▶ [Data rows]:
____________
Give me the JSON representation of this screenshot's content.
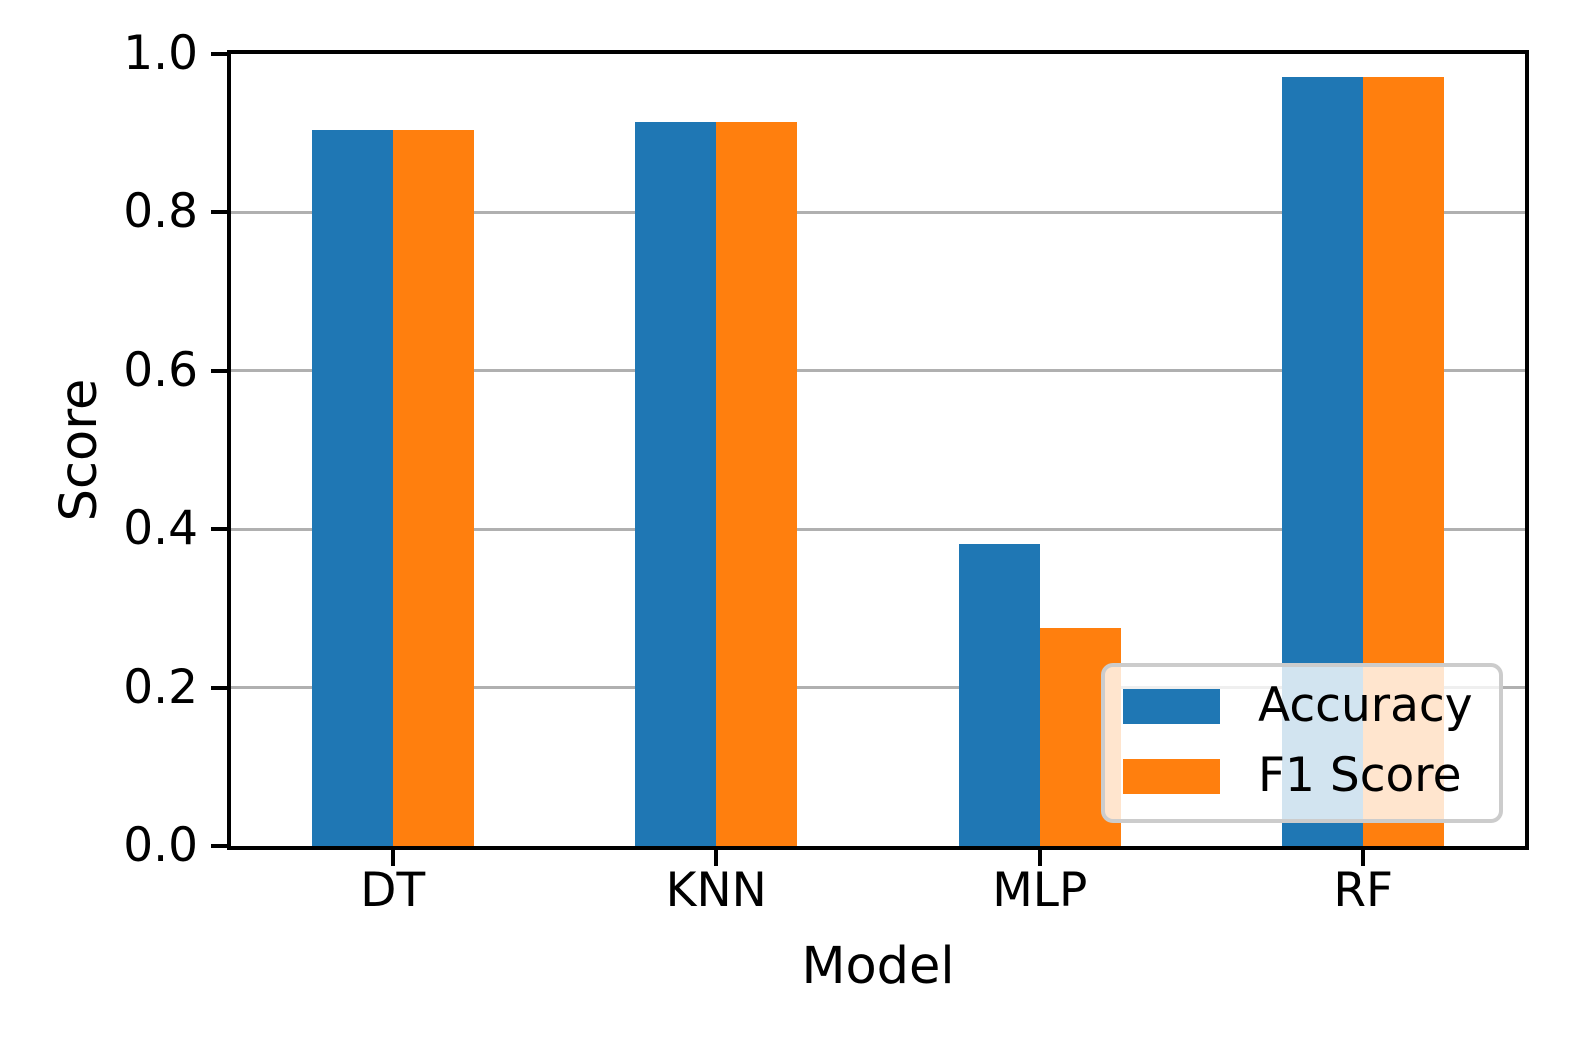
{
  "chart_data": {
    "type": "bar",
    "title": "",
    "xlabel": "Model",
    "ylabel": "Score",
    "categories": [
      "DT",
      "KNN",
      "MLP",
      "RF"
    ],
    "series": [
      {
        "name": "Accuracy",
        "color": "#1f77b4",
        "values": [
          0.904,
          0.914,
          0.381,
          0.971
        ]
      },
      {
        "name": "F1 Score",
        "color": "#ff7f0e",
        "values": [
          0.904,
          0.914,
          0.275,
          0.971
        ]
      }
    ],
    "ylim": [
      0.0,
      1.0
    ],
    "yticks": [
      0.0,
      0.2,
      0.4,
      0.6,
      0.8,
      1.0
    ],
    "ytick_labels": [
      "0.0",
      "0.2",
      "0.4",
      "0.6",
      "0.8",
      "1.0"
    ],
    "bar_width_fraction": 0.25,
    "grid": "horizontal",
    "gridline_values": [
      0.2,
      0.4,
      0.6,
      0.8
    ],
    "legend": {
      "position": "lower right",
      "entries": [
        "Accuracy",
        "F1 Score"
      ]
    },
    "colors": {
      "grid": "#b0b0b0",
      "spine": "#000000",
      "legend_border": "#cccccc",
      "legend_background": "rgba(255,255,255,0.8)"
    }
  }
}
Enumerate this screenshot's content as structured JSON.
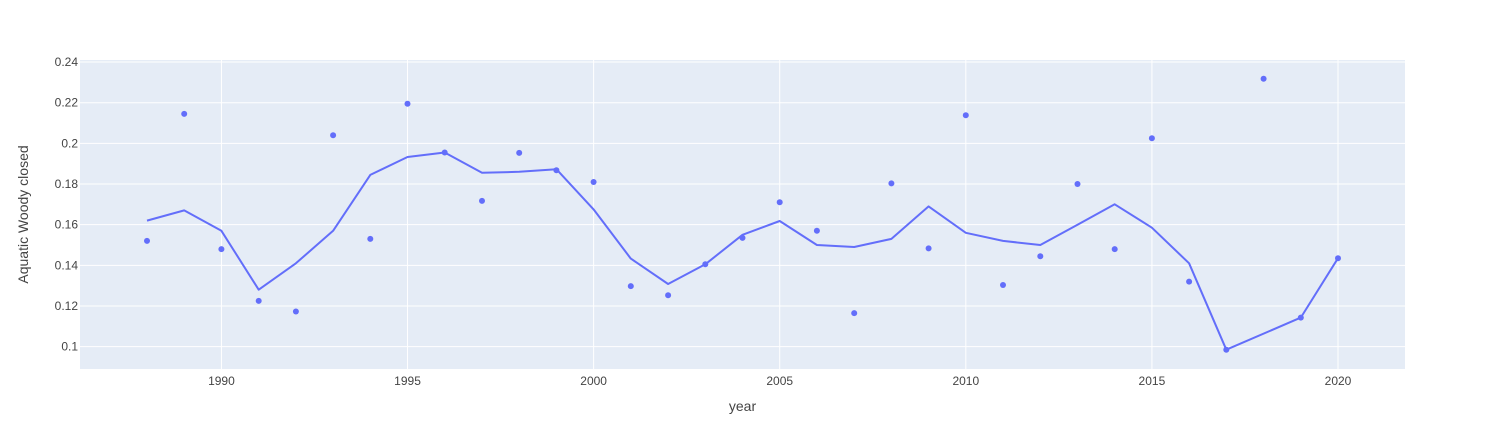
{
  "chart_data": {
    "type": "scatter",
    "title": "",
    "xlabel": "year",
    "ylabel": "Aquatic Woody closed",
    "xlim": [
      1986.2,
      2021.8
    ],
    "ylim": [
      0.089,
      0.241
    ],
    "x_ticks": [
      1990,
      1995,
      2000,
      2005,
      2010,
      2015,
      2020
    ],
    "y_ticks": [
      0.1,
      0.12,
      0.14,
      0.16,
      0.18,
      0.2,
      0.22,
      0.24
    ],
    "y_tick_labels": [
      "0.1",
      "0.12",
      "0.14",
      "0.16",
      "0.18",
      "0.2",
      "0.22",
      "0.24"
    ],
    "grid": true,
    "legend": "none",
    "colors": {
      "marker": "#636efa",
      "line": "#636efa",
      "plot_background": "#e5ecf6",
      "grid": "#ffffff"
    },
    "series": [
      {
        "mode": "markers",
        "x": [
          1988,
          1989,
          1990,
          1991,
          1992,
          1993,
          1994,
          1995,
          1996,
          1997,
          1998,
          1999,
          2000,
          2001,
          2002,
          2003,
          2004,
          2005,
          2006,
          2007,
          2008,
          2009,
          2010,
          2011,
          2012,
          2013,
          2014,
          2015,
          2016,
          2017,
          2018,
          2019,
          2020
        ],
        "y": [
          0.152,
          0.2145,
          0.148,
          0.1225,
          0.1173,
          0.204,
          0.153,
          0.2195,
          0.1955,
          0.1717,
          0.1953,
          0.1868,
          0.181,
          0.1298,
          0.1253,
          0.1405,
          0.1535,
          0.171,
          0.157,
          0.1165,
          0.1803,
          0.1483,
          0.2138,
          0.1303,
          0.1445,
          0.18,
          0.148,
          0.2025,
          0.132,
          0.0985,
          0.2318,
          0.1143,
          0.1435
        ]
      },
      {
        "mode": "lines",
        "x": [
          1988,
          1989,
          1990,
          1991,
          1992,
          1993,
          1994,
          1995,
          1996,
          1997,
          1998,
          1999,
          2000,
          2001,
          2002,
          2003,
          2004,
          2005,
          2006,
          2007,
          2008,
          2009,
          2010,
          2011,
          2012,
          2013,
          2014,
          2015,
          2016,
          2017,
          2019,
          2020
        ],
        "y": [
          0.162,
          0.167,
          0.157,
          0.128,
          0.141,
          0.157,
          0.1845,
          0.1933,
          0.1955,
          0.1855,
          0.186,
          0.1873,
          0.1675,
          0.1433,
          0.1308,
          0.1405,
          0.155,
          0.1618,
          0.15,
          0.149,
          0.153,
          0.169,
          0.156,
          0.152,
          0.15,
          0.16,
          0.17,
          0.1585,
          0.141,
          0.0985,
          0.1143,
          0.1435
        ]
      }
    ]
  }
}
____________
▶ [What you will do]: Give an exact copy of the material, leaving out every picture.

▶ [Written reply]:
Give me the JSON representation of this screenshot's content.
{
  "chart_data": {
    "type": "bar",
    "title": "",
    "xlabel": "Model",
    "ylabel": "Score",
    "categories": [
      "DT",
      "KNN",
      "MLP",
      "RF"
    ],
    "series": [
      {
        "name": "Accuracy",
        "color": "#1f77b4",
        "values": [
          0.904,
          0.914,
          0.381,
          0.971
        ]
      },
      {
        "name": "F1 Score",
        "color": "#ff7f0e",
        "values": [
          0.904,
          0.914,
          0.275,
          0.971
        ]
      }
    ],
    "ylim": [
      0.0,
      1.0
    ],
    "yticks": [
      0.0,
      0.2,
      0.4,
      0.6,
      0.8,
      1.0
    ],
    "ytick_labels": [
      "0.0",
      "0.2",
      "0.4",
      "0.6",
      "0.8",
      "1.0"
    ],
    "bar_width_fraction": 0.25,
    "grid": "horizontal",
    "gridline_values": [
      0.2,
      0.4,
      0.6,
      0.8
    ],
    "legend": {
      "position": "lower right",
      "entries": [
        "Accuracy",
        "F1 Score"
      ]
    },
    "colors": {
      "grid": "#b0b0b0",
      "spine": "#000000",
      "legend_border": "#cccccc",
      "legend_background": "rgba(255,255,255,0.8)"
    }
  }
}
Enumerate this screenshot's content as structured JSON.
{
  "chart_data": {
    "type": "scatter",
    "title": "",
    "xlabel": "year",
    "ylabel": "Aquatic Woody closed",
    "xlim": [
      1986.2,
      2021.8
    ],
    "ylim": [
      0.089,
      0.241
    ],
    "x_ticks": [
      1990,
      1995,
      2000,
      2005,
      2010,
      2015,
      2020
    ],
    "y_ticks": [
      0.1,
      0.12,
      0.14,
      0.16,
      0.18,
      0.2,
      0.22,
      0.24
    ],
    "y_tick_labels": [
      "0.1",
      "0.12",
      "0.14",
      "0.16",
      "0.18",
      "0.2",
      "0.22",
      "0.24"
    ],
    "grid": true,
    "legend": "none",
    "colors": {
      "marker": "#636efa",
      "line": "#636efa",
      "plot_background": "#e5ecf6",
      "grid": "#ffffff"
    },
    "series": [
      {
        "mode": "markers",
        "x": [
          1988,
          1989,
          1990,
          1991,
          1992,
          1993,
          1994,
          1995,
          1996,
          1997,
          1998,
          1999,
          2000,
          2001,
          2002,
          2003,
          2004,
          2005,
          2006,
          2007,
          2008,
          2009,
          2010,
          2011,
          2012,
          2013,
          2014,
          2015,
          2016,
          2017,
          2018,
          2019,
          2020
        ],
        "y": [
          0.152,
          0.2145,
          0.148,
          0.1225,
          0.1173,
          0.204,
          0.153,
          0.2195,
          0.1955,
          0.1717,
          0.1953,
          0.1868,
          0.181,
          0.1298,
          0.1253,
          0.1405,
          0.1535,
          0.171,
          0.157,
          0.1165,
          0.1803,
          0.1483,
          0.2138,
          0.1303,
          0.1445,
          0.18,
          0.148,
          0.2025,
          0.132,
          0.0985,
          0.2318,
          0.1143,
          0.1435
        ]
      },
      {
        "mode": "lines",
        "x": [
          1988,
          1989,
          1990,
          1991,
          1992,
          1993,
          1994,
          1995,
          1996,
          1997,
          1998,
          1999,
          2000,
          2001,
          2002,
          2003,
          2004,
          2005,
          2006,
          2007,
          2008,
          2009,
          2010,
          2011,
          2012,
          2013,
          2014,
          2015,
          2016,
          2017,
          2019,
          2020
        ],
        "y": [
          0.162,
          0.167,
          0.157,
          0.128,
          0.141,
          0.157,
          0.1845,
          0.1933,
          0.1955,
          0.1855,
          0.186,
          0.1873,
          0.1675,
          0.1433,
          0.1308,
          0.1405,
          0.155,
          0.1618,
          0.15,
          0.149,
          0.153,
          0.169,
          0.156,
          0.152,
          0.15,
          0.16,
          0.17,
          0.1585,
          0.141,
          0.0985,
          0.1143,
          0.1435
        ]
      }
    ]
  }
}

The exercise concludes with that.